Check each line of the listing below for the string "cathode", and copy the ones that have it.

(Entries with figure data)

* * * * * * *

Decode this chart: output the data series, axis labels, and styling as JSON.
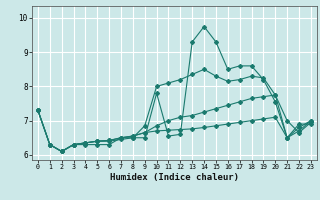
{
  "xlabel": "Humidex (Indice chaleur)",
  "background_color": "#cce8e8",
  "grid_color": "#ffffff",
  "line_color": "#1a7a6e",
  "xlim": [
    -0.5,
    23.5
  ],
  "ylim": [
    5.85,
    10.35
  ],
  "yticks": [
    6,
    7,
    8,
    9,
    10
  ],
  "xticks": [
    0,
    1,
    2,
    3,
    4,
    5,
    6,
    7,
    8,
    9,
    10,
    11,
    12,
    13,
    14,
    15,
    16,
    17,
    18,
    19,
    20,
    21,
    22,
    23
  ],
  "series": [
    [
      7.3,
      6.3,
      6.1,
      6.3,
      6.3,
      6.3,
      6.3,
      6.5,
      6.5,
      6.5,
      7.8,
      6.55,
      6.6,
      9.3,
      9.75,
      9.3,
      8.5,
      8.6,
      8.6,
      8.2,
      7.55,
      6.5,
      6.9,
      6.9
    ],
    [
      7.3,
      6.3,
      6.1,
      6.3,
      6.35,
      6.4,
      6.4,
      6.45,
      6.5,
      6.85,
      8.0,
      8.1,
      8.2,
      8.35,
      8.5,
      8.3,
      8.15,
      8.2,
      8.3,
      8.25,
      7.75,
      7.0,
      6.65,
      6.95
    ],
    [
      7.3,
      6.3,
      6.1,
      6.3,
      6.35,
      6.4,
      6.42,
      6.5,
      6.55,
      6.65,
      6.85,
      7.0,
      7.1,
      7.15,
      7.25,
      7.35,
      7.45,
      7.55,
      7.65,
      7.7,
      7.75,
      6.5,
      6.8,
      7.0
    ],
    [
      7.3,
      6.3,
      6.1,
      6.3,
      6.35,
      6.4,
      6.42,
      6.5,
      6.55,
      6.65,
      6.7,
      6.72,
      6.74,
      6.76,
      6.8,
      6.85,
      6.9,
      6.95,
      7.0,
      7.05,
      7.1,
      6.5,
      6.7,
      7.0
    ]
  ]
}
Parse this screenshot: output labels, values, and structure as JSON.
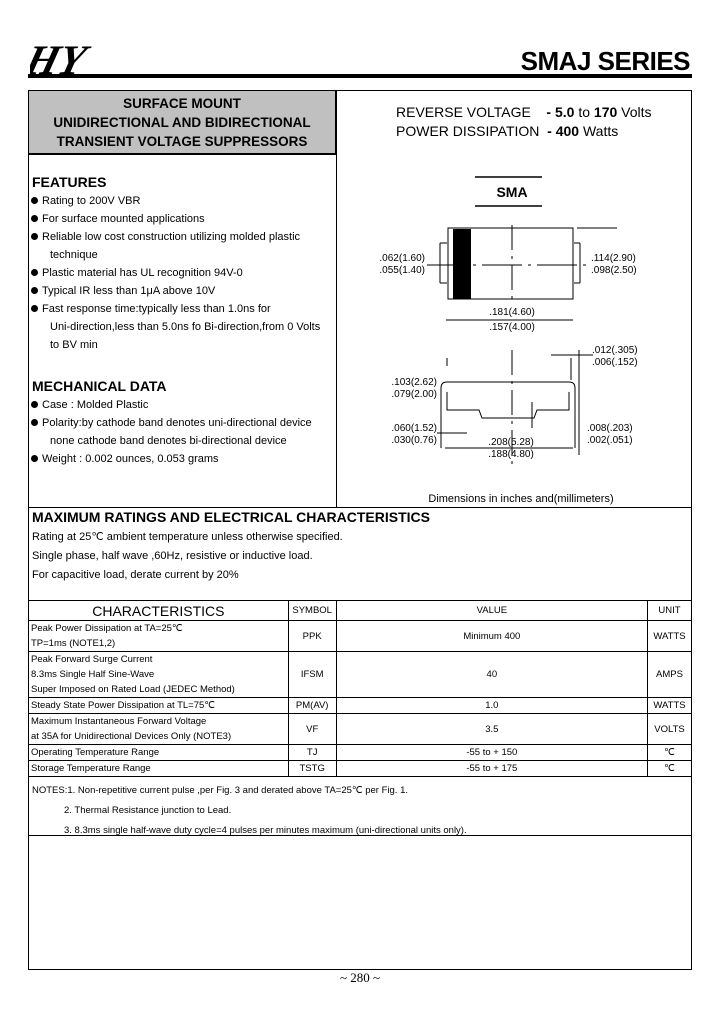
{
  "header": {
    "logo": "HY",
    "series": "SMAJ SERIES"
  },
  "title_box": {
    "lines": [
      "SURFACE MOUNT",
      "UNIDIRECTIONAL AND BIDIRECTIONAL",
      "TRANSIENT VOLTAGE  SUPPRESSORS"
    ]
  },
  "specs": {
    "reverse_voltage": {
      "label": "REVERSE VOLTAGE",
      "dash": "-",
      "min": "5.0",
      "to": "to",
      "max": "170",
      "unit": "Volts"
    },
    "power": {
      "label": "POWER DISSIPATION",
      "dash": "-",
      "value": "400",
      "unit": "Watts"
    }
  },
  "features": {
    "title": "FEATURES",
    "items": [
      [
        "Rating to 200V VBR"
      ],
      [
        "For surface mounted applications"
      ],
      [
        "Reliable low cost construction utilizing molded plastic",
        "technique"
      ],
      [
        "Plastic material has UL recognition 94V-0"
      ],
      [
        "Typical IR less than 1μA above 10V"
      ],
      [
        "Fast response time:typically less than 1.0ns for",
        "Uni-direction,less than 5.0ns fo Bi-direction,from 0 Volts",
        "to BV min"
      ]
    ]
  },
  "mechanical": {
    "title": "MECHANICAL  DATA",
    "items": [
      [
        "Case : Molded Plastic"
      ],
      [
        "Polarity:by cathode band denotes uni-directional device",
        "none cathode band denotes bi-directional device"
      ],
      [
        "Weight :  0.002 ounces, 0.053 grams"
      ]
    ]
  },
  "diagram": {
    "package": "SMA",
    "dims": {
      "w_max": ".062(1.60)",
      "w_min": ".055(1.40)",
      "h_max": ".114(2.90)",
      "h_min": ".098(2.50)",
      "l_max": ".181(4.60)",
      "l_min": ".157(4.00)",
      "t_max": ".012(.305)",
      "t_min": ".006(.152)",
      "ht_max": ".103(2.62)",
      "ht_min": ".079(2.00)",
      "lead_max": ".060(1.52)",
      "lead_min": ".030(0.76)",
      "st_max": ".008(.203)",
      "st_min": ".002(.051)",
      "ol_max": ".208(5.28)",
      "ol_min": ".188(4.80)"
    },
    "note": "Dimensions in inches and(millimeters)"
  },
  "ratings": {
    "title": "MAXIMUM RATINGS AND ELECTRICAL CHARACTERISTICS",
    "lines": [
      "Rating at 25℃ ambient temperature unless otherwise specified.",
      "Single phase, half wave ,60Hz, resistive or inductive load.",
      "For capacitive load, derate current by 20%"
    ]
  },
  "table": {
    "headers": [
      "CHARACTERISTICS",
      "SYMBOL",
      "VALUE",
      "UNIT"
    ],
    "rows": [
      {
        "desc": [
          "Peak  Power Dissipation at TA=25℃",
          "TP=1ms (NOTE1,2)"
        ],
        "symbol": "PPK",
        "value": "Minimum 400",
        "unit": "WATTS"
      },
      {
        "desc": [
          "Peak Forward Surge Current",
          "8.3ms Single Half Sine-Wave",
          "Super Imposed on Rated Load (JEDEC Method)"
        ],
        "symbol": "IFSM",
        "value": "40",
        "unit": "AMPS"
      },
      {
        "desc": [
          "Steady State Power Dissipation at TL=75℃"
        ],
        "symbol": "PM(AV)",
        "value": "1.0",
        "unit": "WATTS"
      },
      {
        "desc": [
          "Maximum Instantaneous Forward Voltage",
          "at 35A for Unidirectional Devices Only (NOTE3)"
        ],
        "symbol": "VF",
        "value": "3.5",
        "unit": "VOLTS"
      },
      {
        "desc": [
          "Operating Temperature Range"
        ],
        "symbol": "TJ",
        "value": "-55 to + 150",
        "unit": "℃"
      },
      {
        "desc": [
          "Storage Temperature Range"
        ],
        "symbol": "TSTG",
        "value": "-55 to + 175",
        "unit": "℃"
      }
    ]
  },
  "notes": [
    "NOTES:1. Non-repetitive current pulse ,per Fig. 3 and derated above  TA=25℃  per Fig. 1.",
    "2. Thermal Resistance junction to Lead.",
    "3. 8.3ms single half-wave duty cycle=4 pulses per minutes maximum (uni-directional units only)."
  ],
  "footer": {
    "page": "~ 280 ~"
  }
}
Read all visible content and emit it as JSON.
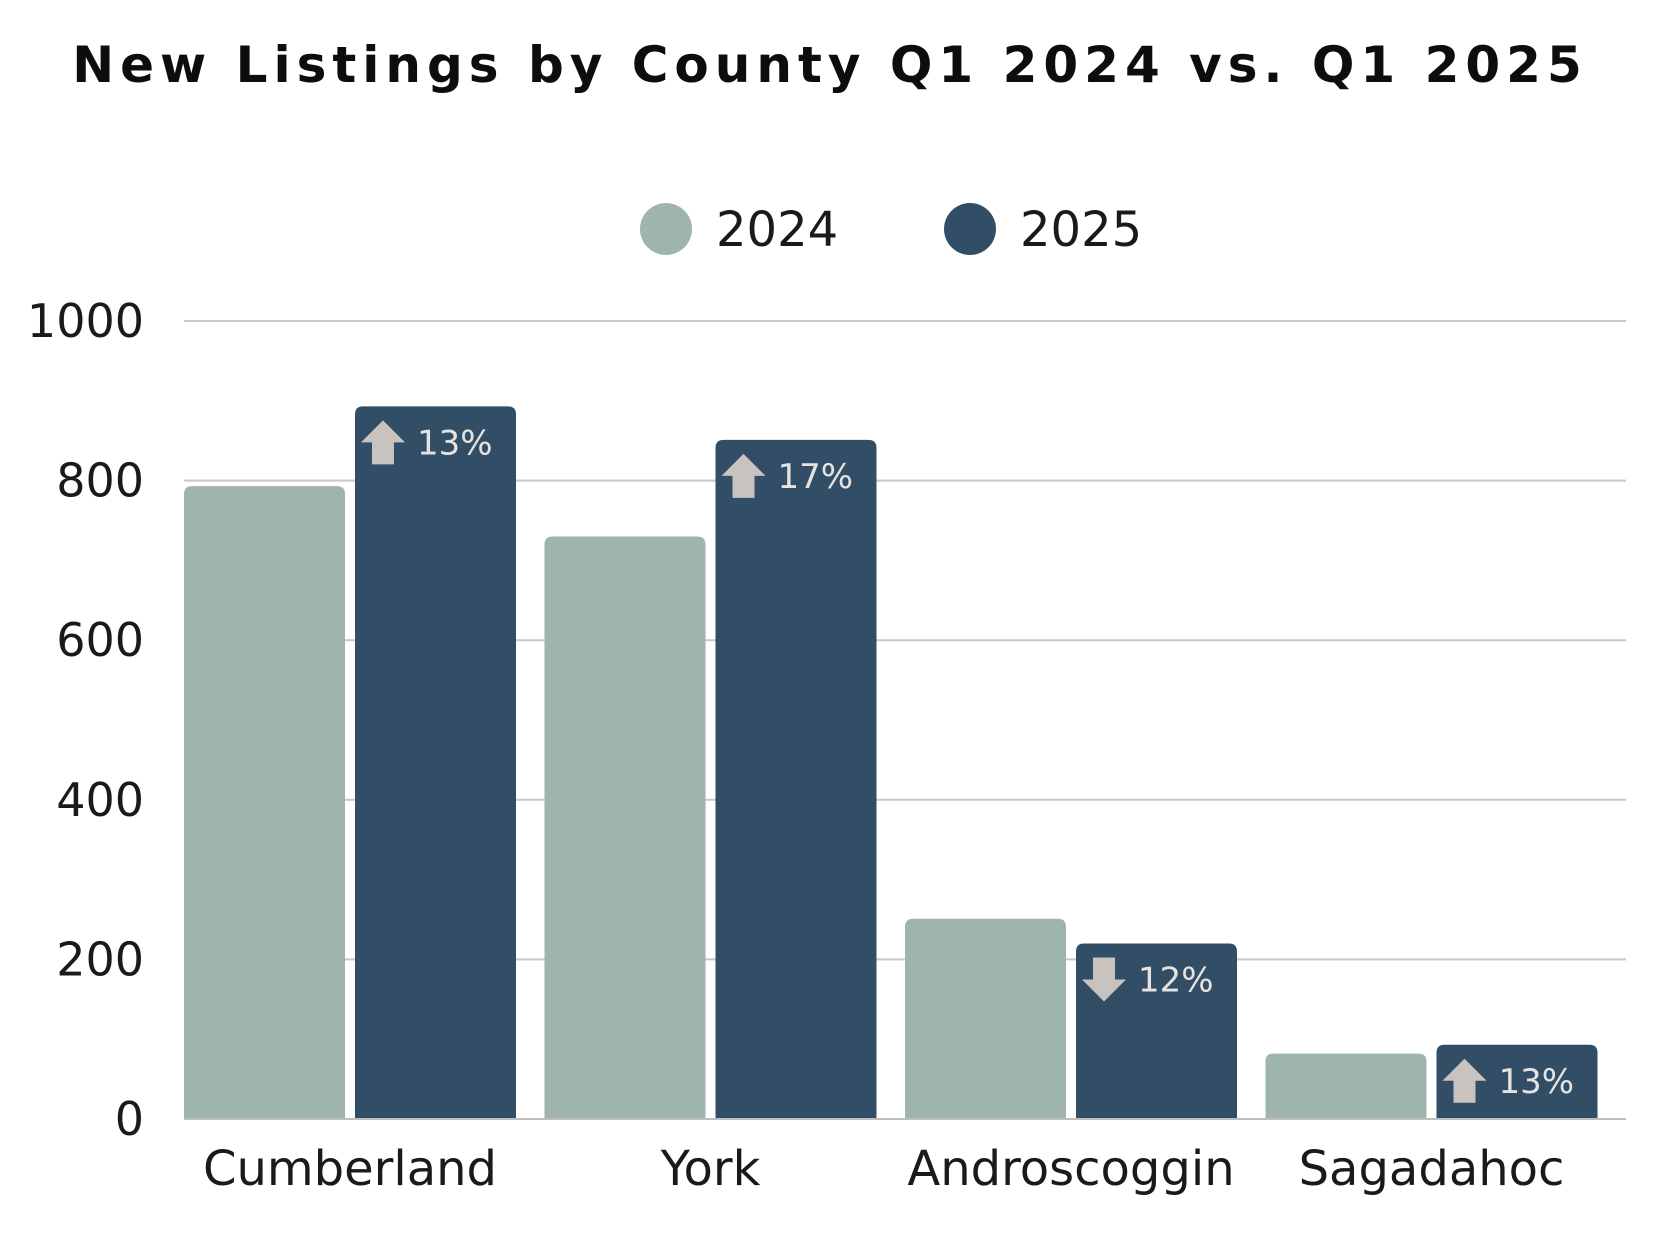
{
  "chart_data": {
    "type": "bar",
    "title": "New Listings by County Q1 2024 vs. Q1 2025",
    "categories": [
      "Cumberland",
      "York",
      "Androscoggin",
      "Sagadahoc"
    ],
    "series": [
      {
        "name": "2024",
        "color": "#9fb4ac",
        "values": [
          793,
          730,
          251,
          82
        ]
      },
      {
        "name": "2025",
        "color": "#324e67",
        "values": [
          893,
          851,
          220,
          93
        ]
      }
    ],
    "change_labels": [
      {
        "direction": "up",
        "text": "13%"
      },
      {
        "direction": "up",
        "text": "17%"
      },
      {
        "direction": "down",
        "text": "12%"
      },
      {
        "direction": "up",
        "text": "13%"
      }
    ],
    "arrow_color": "#c9c3c0",
    "ylim": [
      0,
      1000
    ],
    "yticks": [
      "0",
      "200",
      "400",
      "600",
      "800",
      "1000"
    ],
    "grid": true,
    "legend_position": "top-center",
    "xlabel": "",
    "ylabel": ""
  }
}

* * * * * * *

Written solution:
        "Polarity:by cathode band denotes uni-directional device",
        "none cathode band denotes bi-directional device"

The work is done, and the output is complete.